(Given entries)
● ● ● ●
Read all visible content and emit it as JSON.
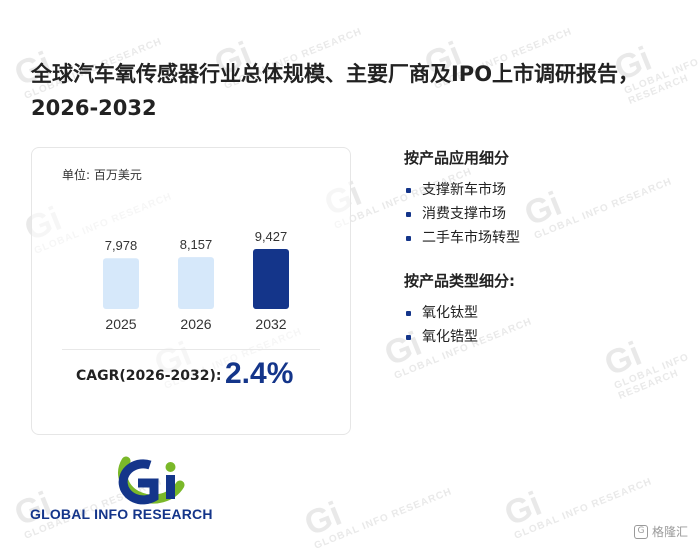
{
  "title": "全球汽车氧传感器行业总体规模、主要厂商及IPO上市调研报告，2026-2032",
  "unit_label": "单位: 百万美元",
  "chart_data": {
    "type": "bar",
    "title": "",
    "ylabel": "单位: 百万美元",
    "categories": [
      "2025",
      "2026",
      "2032"
    ],
    "values": [
      7978,
      8157,
      9427
    ],
    "value_labels": [
      "7,978",
      "8,157",
      "9,427"
    ],
    "colors": [
      "#d6e8fa",
      "#d6e8fa",
      "#14358a"
    ],
    "ylim": [
      0,
      10000
    ],
    "grid": false,
    "legend": "none"
  },
  "cagr": {
    "label": "CAGR(2026-2032):",
    "value": "2.4%"
  },
  "segments": {
    "application": {
      "heading": "按产品应用细分",
      "items": [
        "支撑新车市场",
        "消费支撑市场",
        "二手车市场转型"
      ]
    },
    "type": {
      "heading": "按产品类型细分:",
      "items": [
        "氧化钛型",
        "氧化锆型"
      ]
    }
  },
  "logo": {
    "text": "GLOBAL INFO RESEARCH",
    "mark": "Gi"
  },
  "watermark": {
    "mark": "Gi",
    "text": "GLOBAL INFO RESEARCH"
  },
  "corner_brand": "格隆汇",
  "colors": {
    "accent": "#14358a",
    "bar_light": "#d6e8fa",
    "logo_green": "#7ab829"
  }
}
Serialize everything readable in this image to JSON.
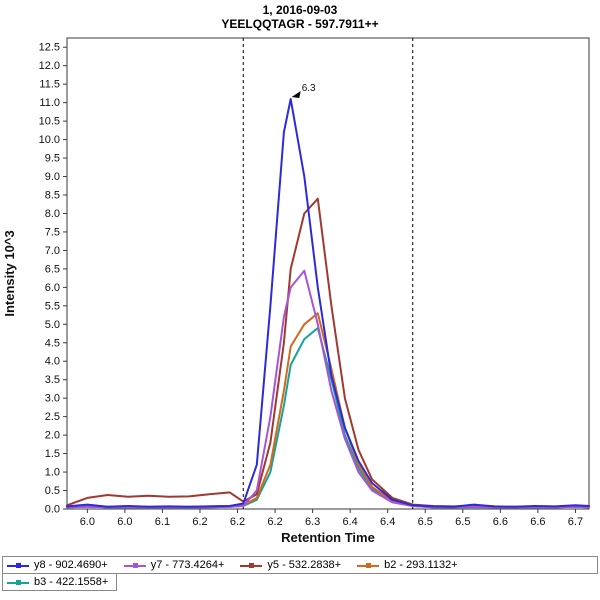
{
  "header": {
    "title_line1": "1, 2016-09-03",
    "title_line2": "YEELQQTAGR - 597.7911++"
  },
  "chart_data": {
    "type": "line",
    "title": "1, 2016-09-03",
    "subtitle": "YEELQQTAGR - 597.7911++",
    "xlabel": "Retention Time",
    "ylabel": "Intensity 10^3",
    "xlim": [
      5.95,
      6.72
    ],
    "ylim": [
      0,
      12.75
    ],
    "y_tick_labels": [
      "0.0",
      "0.5",
      "1.0",
      "1.5",
      "2.0",
      "2.5",
      "3.0",
      "3.5",
      "4.0",
      "4.5",
      "5.0",
      "5.5",
      "6.0",
      "6.5",
      "7.0",
      "7.5",
      "8.0",
      "8.5",
      "9.0",
      "9.5",
      "10.0",
      "10.5",
      "11.0",
      "11.5",
      "12.0",
      "12.5"
    ],
    "x_tick_labels": [
      "6.0",
      "6.0",
      "6.1",
      "6.2",
      "6.2",
      "6.2",
      "6.3",
      "6.4",
      "6.4",
      "6.5",
      "6.5",
      "6.6",
      "6.6",
      "6.7"
    ],
    "peak_boundaries": [
      6.21,
      6.46
    ],
    "annotation": {
      "text": "6.3",
      "x": 6.28,
      "y": 11.1
    },
    "x": [
      5.95,
      5.98,
      6.01,
      6.04,
      6.07,
      6.1,
      6.13,
      6.16,
      6.19,
      6.21,
      6.23,
      6.25,
      6.27,
      6.28,
      6.3,
      6.32,
      6.34,
      6.36,
      6.38,
      6.4,
      6.43,
      6.46,
      6.49,
      6.52,
      6.55,
      6.58,
      6.61,
      6.64,
      6.67,
      6.7,
      6.72
    ],
    "series": [
      {
        "name": "y8 - 902.4690+",
        "color": "#2b2bd9",
        "values": [
          0.07,
          0.12,
          0.06,
          0.08,
          0.06,
          0.07,
          0.06,
          0.07,
          0.08,
          0.15,
          1.2,
          5.5,
          10.2,
          11.1,
          9.0,
          6.0,
          3.6,
          2.2,
          1.3,
          0.7,
          0.25,
          0.1,
          0.07,
          0.06,
          0.12,
          0.07,
          0.06,
          0.08,
          0.07,
          0.1,
          0.08
        ]
      },
      {
        "name": "y7 - 773.4264+",
        "color": "#a855d4",
        "values": [
          0.05,
          0.06,
          0.05,
          0.05,
          0.05,
          0.05,
          0.05,
          0.05,
          0.06,
          0.08,
          0.5,
          2.5,
          5.2,
          6.0,
          6.45,
          5.0,
          3.2,
          1.9,
          1.0,
          0.5,
          0.18,
          0.08,
          0.05,
          0.05,
          0.06,
          0.05,
          0.05,
          0.05,
          0.05,
          0.06,
          0.05
        ]
      },
      {
        "name": "y5 - 532.2838+",
        "color": "#a0392f",
        "values": [
          0.1,
          0.3,
          0.38,
          0.33,
          0.36,
          0.33,
          0.34,
          0.4,
          0.45,
          0.2,
          0.4,
          1.8,
          4.5,
          6.5,
          8.0,
          8.4,
          5.5,
          3.0,
          1.6,
          0.8,
          0.3,
          0.12,
          0.08,
          0.07,
          0.08,
          0.07,
          0.06,
          0.07,
          0.06,
          0.08,
          0.07
        ]
      },
      {
        "name": "b2 - 293.1132+",
        "color": "#d2691e",
        "values": [
          0.06,
          0.08,
          0.06,
          0.07,
          0.06,
          0.06,
          0.06,
          0.07,
          0.08,
          0.1,
          0.3,
          1.2,
          3.2,
          4.4,
          5.0,
          5.3,
          3.8,
          2.2,
          1.2,
          0.6,
          0.22,
          0.1,
          0.06,
          0.05,
          0.06,
          0.05,
          0.05,
          0.06,
          0.05,
          0.06,
          0.05
        ]
      },
      {
        "name": "b3 - 422.1558+",
        "color": "#17a398",
        "values": [
          0.05,
          0.06,
          0.05,
          0.05,
          0.05,
          0.05,
          0.05,
          0.05,
          0.06,
          0.08,
          0.25,
          1.0,
          2.8,
          3.9,
          4.6,
          4.9,
          3.5,
          2.0,
          1.1,
          0.55,
          0.2,
          0.08,
          0.05,
          0.05,
          0.05,
          0.05,
          0.05,
          0.05,
          0.05,
          0.06,
          0.05
        ]
      }
    ]
  }
}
● ● ● ●
Output the full set of records above without changing a word, and drop the images.

Read all visible content and emit it as JSON.
{
  "title": "全球汽车氧传感器行业总体规模、主要厂商及IPO上市调研报告，2026-2032",
  "unit_label": "单位: 百万美元",
  "chart_data": {
    "type": "bar",
    "title": "",
    "ylabel": "单位: 百万美元",
    "categories": [
      "2025",
      "2026",
      "2032"
    ],
    "values": [
      7978,
      8157,
      9427
    ],
    "value_labels": [
      "7,978",
      "8,157",
      "9,427"
    ],
    "colors": [
      "#d6e8fa",
      "#d6e8fa",
      "#14358a"
    ],
    "ylim": [
      0,
      10000
    ],
    "grid": false,
    "legend": "none"
  },
  "cagr": {
    "label": "CAGR(2026-2032):",
    "value": "2.4%"
  },
  "segments": {
    "application": {
      "heading": "按产品应用细分",
      "items": [
        "支撑新车市场",
        "消费支撑市场",
        "二手车市场转型"
      ]
    },
    "type": {
      "heading": "按产品类型细分:",
      "items": [
        "氧化钛型",
        "氧化锆型"
      ]
    }
  },
  "logo": {
    "text": "GLOBAL INFO RESEARCH",
    "mark": "Gi"
  },
  "watermark": {
    "mark": "Gi",
    "text": "GLOBAL INFO RESEARCH"
  },
  "corner_brand": "格隆汇",
  "colors": {
    "accent": "#14358a",
    "bar_light": "#d6e8fa",
    "logo_green": "#7ab829"
  }
}
Serialize everything readable in this image to JSON.
{
  "header": {
    "title_line1": "1, 2016-09-03",
    "title_line2": "YEELQQTAGR - 597.7911++"
  },
  "chart_data": {
    "type": "line",
    "title": "1, 2016-09-03",
    "subtitle": "YEELQQTAGR - 597.7911++",
    "xlabel": "Retention Time",
    "ylabel": "Intensity 10^3",
    "xlim": [
      5.95,
      6.72
    ],
    "ylim": [
      0,
      12.75
    ],
    "y_tick_labels": [
      "0.0",
      "0.5",
      "1.0",
      "1.5",
      "2.0",
      "2.5",
      "3.0",
      "3.5",
      "4.0",
      "4.5",
      "5.0",
      "5.5",
      "6.0",
      "6.5",
      "7.0",
      "7.5",
      "8.0",
      "8.5",
      "9.0",
      "9.5",
      "10.0",
      "10.5",
      "11.0",
      "11.5",
      "12.0",
      "12.5"
    ],
    "x_tick_labels": [
      "6.0",
      "6.0",
      "6.1",
      "6.2",
      "6.2",
      "6.2",
      "6.3",
      "6.4",
      "6.4",
      "6.5",
      "6.5",
      "6.6",
      "6.6",
      "6.7"
    ],
    "peak_boundaries": [
      6.21,
      6.46
    ],
    "annotation": {
      "text": "6.3",
      "x": 6.28,
      "y": 11.1
    },
    "x": [
      5.95,
      5.98,
      6.01,
      6.04,
      6.07,
      6.1,
      6.13,
      6.16,
      6.19,
      6.21,
      6.23,
      6.25,
      6.27,
      6.28,
      6.3,
      6.32,
      6.34,
      6.36,
      6.38,
      6.4,
      6.43,
      6.46,
      6.49,
      6.52,
      6.55,
      6.58,
      6.61,
      6.64,
      6.67,
      6.7,
      6.72
    ],
    "series": [
      {
        "name": "y8 - 902.4690+",
        "color": "#2b2bd9",
        "values": [
          0.07,
          0.12,
          0.06,
          0.08,
          0.06,
          0.07,
          0.06,
          0.07,
          0.08,
          0.15,
          1.2,
          5.5,
          10.2,
          11.1,
          9.0,
          6.0,
          3.6,
          2.2,
          1.3,
          0.7,
          0.25,
          0.1,
          0.07,
          0.06,
          0.12,
          0.07,
          0.06,
          0.08,
          0.07,
          0.1,
          0.08
        ]
      },
      {
        "name": "y7 - 773.4264+",
        "color": "#a855d4",
        "values": [
          0.05,
          0.06,
          0.05,
          0.05,
          0.05,
          0.05,
          0.05,
          0.05,
          0.06,
          0.08,
          0.5,
          2.5,
          5.2,
          6.0,
          6.45,
          5.0,
          3.2,
          1.9,
          1.0,
          0.5,
          0.18,
          0.08,
          0.05,
          0.05,
          0.06,
          0.05,
          0.05,
          0.05,
          0.05,
          0.06,
          0.05
        ]
      },
      {
        "name": "y5 - 532.2838+",
        "color": "#a0392f",
        "values": [
          0.1,
          0.3,
          0.38,
          0.33,
          0.36,
          0.33,
          0.34,
          0.4,
          0.45,
          0.2,
          0.4,
          1.8,
          4.5,
          6.5,
          8.0,
          8.4,
          5.5,
          3.0,
          1.6,
          0.8,
          0.3,
          0.12,
          0.08,
          0.07,
          0.08,
          0.07,
          0.06,
          0.07,
          0.06,
          0.08,
          0.07
        ]
      },
      {
        "name": "b2 - 293.1132+",
        "color": "#d2691e",
        "values": [
          0.06,
          0.08,
          0.06,
          0.07,
          0.06,
          0.06,
          0.06,
          0.07,
          0.08,
          0.1,
          0.3,
          1.2,
          3.2,
          4.4,
          5.0,
          5.3,
          3.8,
          2.2,
          1.2,
          0.6,
          0.22,
          0.1,
          0.06,
          0.05,
          0.06,
          0.05,
          0.05,
          0.06,
          0.05,
          0.06,
          0.05
        ]
      },
      {
        "name": "b3 - 422.1558+",
        "color": "#17a398",
        "values": [
          0.05,
          0.06,
          0.05,
          0.05,
          0.05,
          0.05,
          0.05,
          0.05,
          0.06,
          0.08,
          0.25,
          1.0,
          2.8,
          3.9,
          4.6,
          4.9,
          3.5,
          2.0,
          1.1,
          0.55,
          0.2,
          0.08,
          0.05,
          0.05,
          0.05,
          0.05,
          0.05,
          0.05,
          0.05,
          0.06,
          0.05
        ]
      }
    ]
  }
}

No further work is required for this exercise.